PAGE EXTRACT.
::::::::::

Thursday, June 17th, 2010

Institute for Far Eastern Studies (IFES)
NK Brief No. 10-06-17-1
6/17/2010
 
As North Korea’s food shortages worsen and reports of starvation continue to grow, the Workers’ Party of Korea have acknowledged the failure of the central food ration program. Since the end of May, the Party has permitted the operation of 24-hour markets, and the regime has ordered the people of the North to provide for themselves.

The human rights organization Good Friends reported this move on June 14. According to Good Friends, the Workers’ Party organization and guidance bureau handed down an order on May 26 titled ‘Relating to Korea’s Current Food Situation’ that allowed markets to stay open and ordered North Koreans to purchase their own food. This order, recognizing that the food shortages in the North have continued to worsen over the last six months, since the failed attempts at currency reform, acknowledged the difficulty of providing government food rations. It calls on those who were receiving rations to now feed themselves, while also calling on the Party, Cabinet, security forces and other relevant government agencies to come up with necessary countermeasures. Now, authorities officially allow the 24-hour operation of markets, something that most had already tacitly permitted, and encourage individuals, even those not working in trading companies, to actively import goods from China.

It has been reported that government food rations to all regions and all classes of society, even to those in Pyongyang, were suspended in April. The last distribution of food was a 20-day supply provided to each North Korean on April 15, the anniversary of the birth of Kim Il Sung. Because of the difficulty of travelling to markets, the suspension of rations caused many in farming communities to starve to death. When Kim Jong Il’s recent visit to China failed to secure expected food aid, the Workers’ Party had no choice but to hand down the ‘May 26 Party Decree’. While the suspension of rations has considerably extended the economic independence of North Korean people, the regime has significantly stepped up other forms of control over society. Public security officers have begun confiscating knives, saws and other potential weapons over 9 centimeters long in an effort to stem murder and other violent crimes. Additionally, state security officials are cracking down on forcefully resettling some residents of the age most likely to defect, while sending to prison those thought to have contacted relatives in South Korea.

::::::::::

PROVIDED MATERIAL.
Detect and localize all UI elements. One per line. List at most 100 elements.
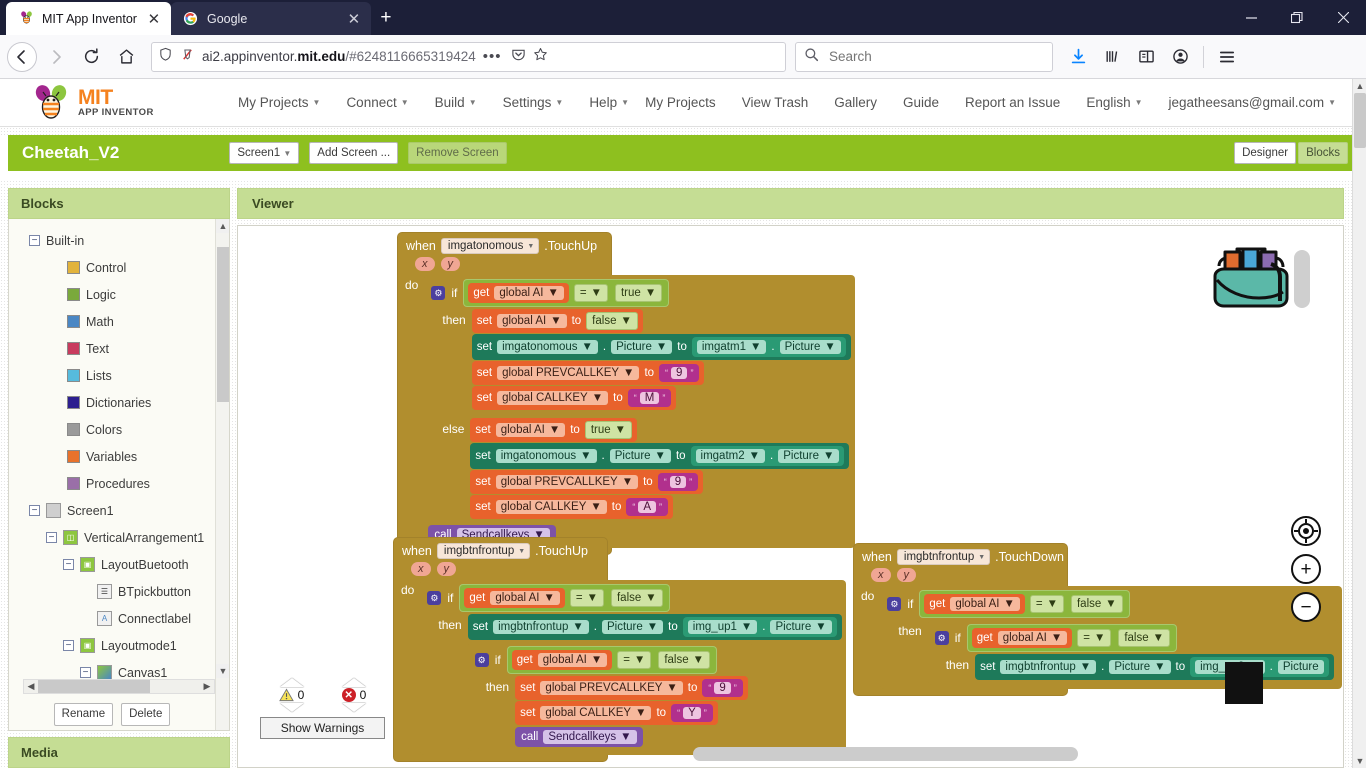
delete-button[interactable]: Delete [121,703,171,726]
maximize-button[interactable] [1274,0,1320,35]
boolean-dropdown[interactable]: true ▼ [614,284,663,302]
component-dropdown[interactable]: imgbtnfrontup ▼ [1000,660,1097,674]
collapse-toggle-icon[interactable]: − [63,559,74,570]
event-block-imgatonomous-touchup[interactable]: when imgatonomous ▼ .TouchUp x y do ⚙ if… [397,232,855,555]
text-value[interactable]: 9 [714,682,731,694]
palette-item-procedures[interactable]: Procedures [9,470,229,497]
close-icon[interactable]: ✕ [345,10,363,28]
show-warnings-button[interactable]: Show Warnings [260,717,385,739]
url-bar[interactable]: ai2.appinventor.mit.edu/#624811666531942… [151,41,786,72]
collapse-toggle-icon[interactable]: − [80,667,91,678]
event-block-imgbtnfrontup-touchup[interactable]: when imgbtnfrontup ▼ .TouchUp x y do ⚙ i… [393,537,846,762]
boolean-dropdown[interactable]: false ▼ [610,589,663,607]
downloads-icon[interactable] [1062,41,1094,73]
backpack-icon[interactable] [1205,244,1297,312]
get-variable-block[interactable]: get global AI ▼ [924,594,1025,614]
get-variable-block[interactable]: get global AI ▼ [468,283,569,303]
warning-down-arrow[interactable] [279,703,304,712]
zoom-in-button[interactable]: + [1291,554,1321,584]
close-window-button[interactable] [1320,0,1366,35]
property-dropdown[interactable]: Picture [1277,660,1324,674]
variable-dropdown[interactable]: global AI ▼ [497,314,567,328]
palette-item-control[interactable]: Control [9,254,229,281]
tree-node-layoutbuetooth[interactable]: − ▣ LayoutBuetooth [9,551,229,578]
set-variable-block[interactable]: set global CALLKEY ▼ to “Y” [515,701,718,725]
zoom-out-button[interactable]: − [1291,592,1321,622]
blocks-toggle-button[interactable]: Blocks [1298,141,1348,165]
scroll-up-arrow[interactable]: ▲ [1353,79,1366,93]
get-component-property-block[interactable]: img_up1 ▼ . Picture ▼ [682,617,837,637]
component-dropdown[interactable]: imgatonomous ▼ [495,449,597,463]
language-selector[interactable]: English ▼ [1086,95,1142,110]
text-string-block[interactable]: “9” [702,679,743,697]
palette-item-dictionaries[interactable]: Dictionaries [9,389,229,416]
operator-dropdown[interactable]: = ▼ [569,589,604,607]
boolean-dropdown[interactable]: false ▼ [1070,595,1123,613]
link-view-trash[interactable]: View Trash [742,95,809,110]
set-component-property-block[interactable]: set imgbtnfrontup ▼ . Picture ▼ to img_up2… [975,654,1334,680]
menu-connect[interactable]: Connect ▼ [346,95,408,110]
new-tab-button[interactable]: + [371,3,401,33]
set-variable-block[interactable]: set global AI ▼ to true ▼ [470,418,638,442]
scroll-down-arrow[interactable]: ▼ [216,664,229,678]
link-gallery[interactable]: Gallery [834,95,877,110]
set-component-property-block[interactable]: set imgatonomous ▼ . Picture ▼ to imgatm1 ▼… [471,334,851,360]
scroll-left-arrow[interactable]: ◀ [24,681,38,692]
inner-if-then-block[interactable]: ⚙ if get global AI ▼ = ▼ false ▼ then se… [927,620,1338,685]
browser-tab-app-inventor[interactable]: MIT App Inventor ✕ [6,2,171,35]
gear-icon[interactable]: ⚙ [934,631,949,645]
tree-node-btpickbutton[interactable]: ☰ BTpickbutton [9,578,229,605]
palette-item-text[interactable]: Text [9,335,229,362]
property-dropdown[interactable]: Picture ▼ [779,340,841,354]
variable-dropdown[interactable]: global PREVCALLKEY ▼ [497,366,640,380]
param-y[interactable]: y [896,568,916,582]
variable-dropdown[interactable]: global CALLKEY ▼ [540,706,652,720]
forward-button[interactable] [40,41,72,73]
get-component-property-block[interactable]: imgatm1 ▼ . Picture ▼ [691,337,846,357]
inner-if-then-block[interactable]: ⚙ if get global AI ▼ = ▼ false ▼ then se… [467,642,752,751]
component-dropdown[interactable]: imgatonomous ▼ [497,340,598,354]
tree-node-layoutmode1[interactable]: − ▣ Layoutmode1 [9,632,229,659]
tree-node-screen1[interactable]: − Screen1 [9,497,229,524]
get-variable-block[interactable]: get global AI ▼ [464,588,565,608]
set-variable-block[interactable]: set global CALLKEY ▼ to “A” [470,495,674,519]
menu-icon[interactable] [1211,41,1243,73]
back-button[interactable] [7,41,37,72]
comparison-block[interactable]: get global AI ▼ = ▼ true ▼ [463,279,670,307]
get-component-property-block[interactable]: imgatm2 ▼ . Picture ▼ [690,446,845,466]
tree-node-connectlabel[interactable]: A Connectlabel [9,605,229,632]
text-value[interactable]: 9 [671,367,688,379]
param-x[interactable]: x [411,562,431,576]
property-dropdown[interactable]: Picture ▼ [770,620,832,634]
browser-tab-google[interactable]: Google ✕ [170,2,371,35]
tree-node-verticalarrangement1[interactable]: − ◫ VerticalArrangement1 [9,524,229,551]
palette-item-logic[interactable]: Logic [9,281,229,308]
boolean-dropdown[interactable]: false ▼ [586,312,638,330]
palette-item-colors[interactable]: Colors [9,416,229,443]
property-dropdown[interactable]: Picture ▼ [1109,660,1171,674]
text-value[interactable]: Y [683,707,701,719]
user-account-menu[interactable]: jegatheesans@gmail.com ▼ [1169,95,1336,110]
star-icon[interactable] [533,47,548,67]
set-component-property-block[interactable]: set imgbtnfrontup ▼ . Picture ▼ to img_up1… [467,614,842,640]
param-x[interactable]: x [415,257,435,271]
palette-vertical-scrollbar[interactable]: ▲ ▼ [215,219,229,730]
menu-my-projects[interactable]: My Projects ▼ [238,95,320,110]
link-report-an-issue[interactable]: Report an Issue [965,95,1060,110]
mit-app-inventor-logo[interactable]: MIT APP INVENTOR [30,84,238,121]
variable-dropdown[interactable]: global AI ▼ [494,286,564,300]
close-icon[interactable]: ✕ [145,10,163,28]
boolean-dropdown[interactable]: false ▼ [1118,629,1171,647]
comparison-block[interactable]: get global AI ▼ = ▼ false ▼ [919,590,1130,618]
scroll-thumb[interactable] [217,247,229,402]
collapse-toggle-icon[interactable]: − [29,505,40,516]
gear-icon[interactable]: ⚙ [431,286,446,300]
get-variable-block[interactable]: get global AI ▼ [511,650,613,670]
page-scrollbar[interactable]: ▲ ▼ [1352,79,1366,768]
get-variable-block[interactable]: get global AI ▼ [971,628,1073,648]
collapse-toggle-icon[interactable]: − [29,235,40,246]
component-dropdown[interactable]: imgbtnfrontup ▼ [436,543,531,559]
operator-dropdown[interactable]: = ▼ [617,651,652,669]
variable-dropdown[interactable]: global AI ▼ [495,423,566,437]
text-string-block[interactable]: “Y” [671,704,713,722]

::::::::::

PROBLEMS TO WORK ON.
1. Rewrite the paragraph of the North Korea food brief that begins "The human rights organization Good Friends reported" as a short bulleted list that keeps its main facts.
2. Reproduce word for word the stretch of the North Korea food brief from "As North Korea’s" through "provide for themselves.".

THE SOLUTIONS.
1.
- Good Friends reported the move on June 14.
- On May 26, the Workers' Party organization and guidance bureau issued an order titled 'Relating to Korea's Current Food Situation'.
- The order allowed markets to stay open and told North Koreans to buy their own food.
- It recognized that food shortages had worsened over the six months since the failed currency reform and that government rations were hard to provide.
- It told those who had been receiving rations to feed themselves.
- It called on the Party, the Cabinet, the security forces and other relevant agencies to devise countermeasures.
- Authorities now officially allow markets to run 24 hours a day, which most had already tacitly permitted.
- Individuals, even those outside trading companies, are encouraged to import goods from China.

2.
As North Korea’s food shortages worsen and reports of starvation continue to grow, the Workers’ Party of Korea have acknowledged the failure of the central food ration program. Since the end of May, the Party has permitted the operation of 24-hour markets, and the regime has ordered the people of the North to provide for themselves.